(Exercise)
Your job is to retype all of the data word for word, leaving every image out.

── Task data

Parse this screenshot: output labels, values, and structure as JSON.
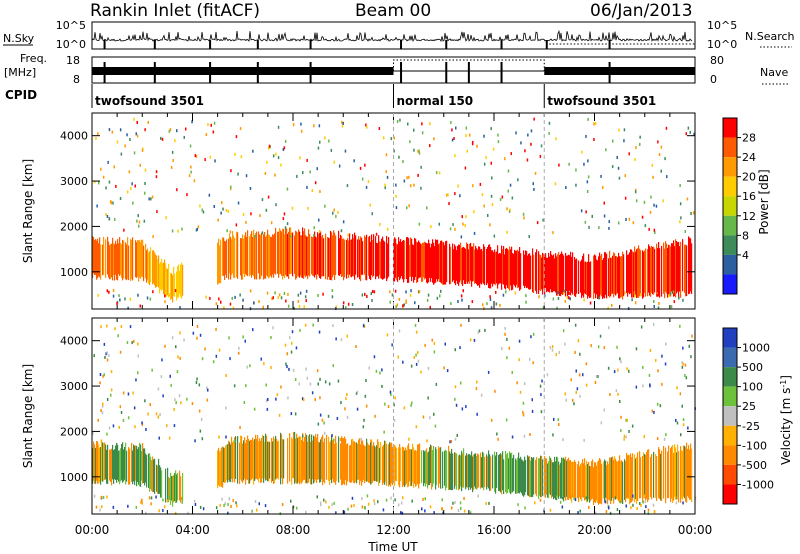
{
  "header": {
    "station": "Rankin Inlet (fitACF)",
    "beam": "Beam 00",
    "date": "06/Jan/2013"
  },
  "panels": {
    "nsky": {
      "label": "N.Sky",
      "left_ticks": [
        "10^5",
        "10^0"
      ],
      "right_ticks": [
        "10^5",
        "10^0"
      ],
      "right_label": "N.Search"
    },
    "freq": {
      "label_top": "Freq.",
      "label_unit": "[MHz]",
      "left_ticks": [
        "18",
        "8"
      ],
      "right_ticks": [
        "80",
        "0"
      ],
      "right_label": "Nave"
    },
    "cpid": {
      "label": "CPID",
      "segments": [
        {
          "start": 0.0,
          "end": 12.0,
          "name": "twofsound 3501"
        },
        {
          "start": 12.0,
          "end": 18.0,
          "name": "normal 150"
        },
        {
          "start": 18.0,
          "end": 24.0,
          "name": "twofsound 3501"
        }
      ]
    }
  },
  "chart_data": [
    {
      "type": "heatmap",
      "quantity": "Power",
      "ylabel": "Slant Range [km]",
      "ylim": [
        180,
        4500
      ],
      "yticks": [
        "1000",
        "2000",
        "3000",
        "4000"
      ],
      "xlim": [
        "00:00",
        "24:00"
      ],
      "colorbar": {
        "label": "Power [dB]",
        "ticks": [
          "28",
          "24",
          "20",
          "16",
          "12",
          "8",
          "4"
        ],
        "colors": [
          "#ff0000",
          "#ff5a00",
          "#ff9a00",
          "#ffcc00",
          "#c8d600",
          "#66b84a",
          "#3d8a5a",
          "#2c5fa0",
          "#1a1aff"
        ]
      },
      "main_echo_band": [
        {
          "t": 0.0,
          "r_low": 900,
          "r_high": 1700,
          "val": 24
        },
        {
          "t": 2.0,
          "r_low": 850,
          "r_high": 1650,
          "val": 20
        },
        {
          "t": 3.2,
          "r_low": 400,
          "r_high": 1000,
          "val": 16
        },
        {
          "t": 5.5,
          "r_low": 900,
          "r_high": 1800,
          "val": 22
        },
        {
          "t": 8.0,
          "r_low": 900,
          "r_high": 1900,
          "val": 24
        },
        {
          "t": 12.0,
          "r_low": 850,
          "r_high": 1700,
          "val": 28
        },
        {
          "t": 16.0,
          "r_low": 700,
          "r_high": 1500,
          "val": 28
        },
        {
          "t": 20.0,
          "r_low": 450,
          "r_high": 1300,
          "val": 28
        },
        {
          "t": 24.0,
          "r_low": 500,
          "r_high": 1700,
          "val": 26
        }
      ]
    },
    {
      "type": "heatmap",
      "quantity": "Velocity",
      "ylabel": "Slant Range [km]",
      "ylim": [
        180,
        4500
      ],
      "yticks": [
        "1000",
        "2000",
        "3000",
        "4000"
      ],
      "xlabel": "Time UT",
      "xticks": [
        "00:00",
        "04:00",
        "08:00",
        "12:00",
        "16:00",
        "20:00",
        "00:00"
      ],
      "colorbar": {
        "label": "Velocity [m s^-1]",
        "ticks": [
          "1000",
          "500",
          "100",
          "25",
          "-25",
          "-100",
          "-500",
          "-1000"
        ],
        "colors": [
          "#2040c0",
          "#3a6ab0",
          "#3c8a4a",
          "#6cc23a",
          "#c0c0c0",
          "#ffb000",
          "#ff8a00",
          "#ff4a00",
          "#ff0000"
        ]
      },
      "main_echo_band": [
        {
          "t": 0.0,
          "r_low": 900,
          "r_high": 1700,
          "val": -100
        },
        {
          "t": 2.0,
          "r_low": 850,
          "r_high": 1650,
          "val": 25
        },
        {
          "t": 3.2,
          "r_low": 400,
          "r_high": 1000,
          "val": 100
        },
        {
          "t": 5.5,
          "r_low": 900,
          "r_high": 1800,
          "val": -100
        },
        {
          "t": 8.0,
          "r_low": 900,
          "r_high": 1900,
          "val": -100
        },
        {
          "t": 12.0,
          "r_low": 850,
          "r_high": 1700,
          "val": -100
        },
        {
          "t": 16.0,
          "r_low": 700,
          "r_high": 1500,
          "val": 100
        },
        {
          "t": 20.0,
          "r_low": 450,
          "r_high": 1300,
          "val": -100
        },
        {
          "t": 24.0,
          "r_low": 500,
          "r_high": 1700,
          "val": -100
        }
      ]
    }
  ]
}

────

(Solved exercise)
Parse this screenshot: output labels, values, and structure as JSON.
{
  "header": {
    "station": "Rankin Inlet (fitACF)",
    "beam": "Beam 00",
    "date": "06/Jan/2013"
  },
  "panels": {
    "nsky": {
      "label": "N.Sky",
      "left_ticks": [
        "10^5",
        "10^0"
      ],
      "right_ticks": [
        "10^5",
        "10^0"
      ],
      "right_label": "N.Search"
    },
    "freq": {
      "label_top": "Freq.",
      "label_unit": "[MHz]",
      "left_ticks": [
        "18",
        "8"
      ],
      "right_ticks": [
        "80",
        "0"
      ],
      "right_label": "Nave"
    },
    "cpid": {
      "label": "CPID",
      "segments": [
        {
          "start": 0.0,
          "end": 12.0,
          "name": "twofsound 3501"
        },
        {
          "start": 12.0,
          "end": 18.0,
          "name": "normal 150"
        },
        {
          "start": 18.0,
          "end": 24.0,
          "name": "twofsound 3501"
        }
      ]
    }
  },
  "chart_data": [
    {
      "type": "heatmap",
      "quantity": "Power",
      "ylabel": "Slant Range [km]",
      "ylim": [
        180,
        4500
      ],
      "yticks": [
        "1000",
        "2000",
        "3000",
        "4000"
      ],
      "xlim": [
        "00:00",
        "24:00"
      ],
      "colorbar": {
        "label": "Power [dB]",
        "ticks": [
          "28",
          "24",
          "20",
          "16",
          "12",
          "8",
          "4"
        ],
        "colors": [
          "#ff0000",
          "#ff5a00",
          "#ff9a00",
          "#ffcc00",
          "#c8d600",
          "#66b84a",
          "#3d8a5a",
          "#2c5fa0",
          "#1a1aff"
        ]
      },
      "main_echo_band": [
        {
          "t": 0.0,
          "r_low": 900,
          "r_high": 1700,
          "val": 24
        },
        {
          "t": 2.0,
          "r_low": 850,
          "r_high": 1650,
          "val": 20
        },
        {
          "t": 3.2,
          "r_low": 400,
          "r_high": 1000,
          "val": 16
        },
        {
          "t": 5.5,
          "r_low": 900,
          "r_high": 1800,
          "val": 22
        },
        {
          "t": 8.0,
          "r_low": 900,
          "r_high": 1900,
          "val": 24
        },
        {
          "t": 12.0,
          "r_low": 850,
          "r_high": 1700,
          "val": 28
        },
        {
          "t": 16.0,
          "r_low": 700,
          "r_high": 1500,
          "val": 28
        },
        {
          "t": 20.0,
          "r_low": 450,
          "r_high": 1300,
          "val": 28
        },
        {
          "t": 24.0,
          "r_low": 500,
          "r_high": 1700,
          "val": 26
        }
      ]
    },
    {
      "type": "heatmap",
      "quantity": "Velocity",
      "ylabel": "Slant Range [km]",
      "ylim": [
        180,
        4500
      ],
      "yticks": [
        "1000",
        "2000",
        "3000",
        "4000"
      ],
      "xlabel": "Time UT",
      "xticks": [
        "00:00",
        "04:00",
        "08:00",
        "12:00",
        "16:00",
        "20:00",
        "00:00"
      ],
      "colorbar": {
        "label": "Velocity [m s^-1]",
        "ticks": [
          "1000",
          "500",
          "100",
          "25",
          "-25",
          "-100",
          "-500",
          "-1000"
        ],
        "colors": [
          "#2040c0",
          "#3a6ab0",
          "#3c8a4a",
          "#6cc23a",
          "#c0c0c0",
          "#ffb000",
          "#ff8a00",
          "#ff4a00",
          "#ff0000"
        ]
      },
      "main_echo_band": [
        {
          "t": 0.0,
          "r_low": 900,
          "r_high": 1700,
          "val": -100
        },
        {
          "t": 2.0,
          "r_low": 850,
          "r_high": 1650,
          "val": 25
        },
        {
          "t": 3.2,
          "r_low": 400,
          "r_high": 1000,
          "val": 100
        },
        {
          "t": 5.5,
          "r_low": 900,
          "r_high": 1800,
          "val": -100
        },
        {
          "t": 8.0,
          "r_low": 900,
          "r_high": 1900,
          "val": -100
        },
        {
          "t": 12.0,
          "r_low": 850,
          "r_high": 1700,
          "val": -100
        },
        {
          "t": 16.0,
          "r_low": 700,
          "r_high": 1500,
          "val": 100
        },
        {
          "t": 20.0,
          "r_low": 450,
          "r_high": 1300,
          "val": -100
        },
        {
          "t": 24.0,
          "r_low": 500,
          "r_high": 1700,
          "val": -100
        }
      ]
    }
  ]
}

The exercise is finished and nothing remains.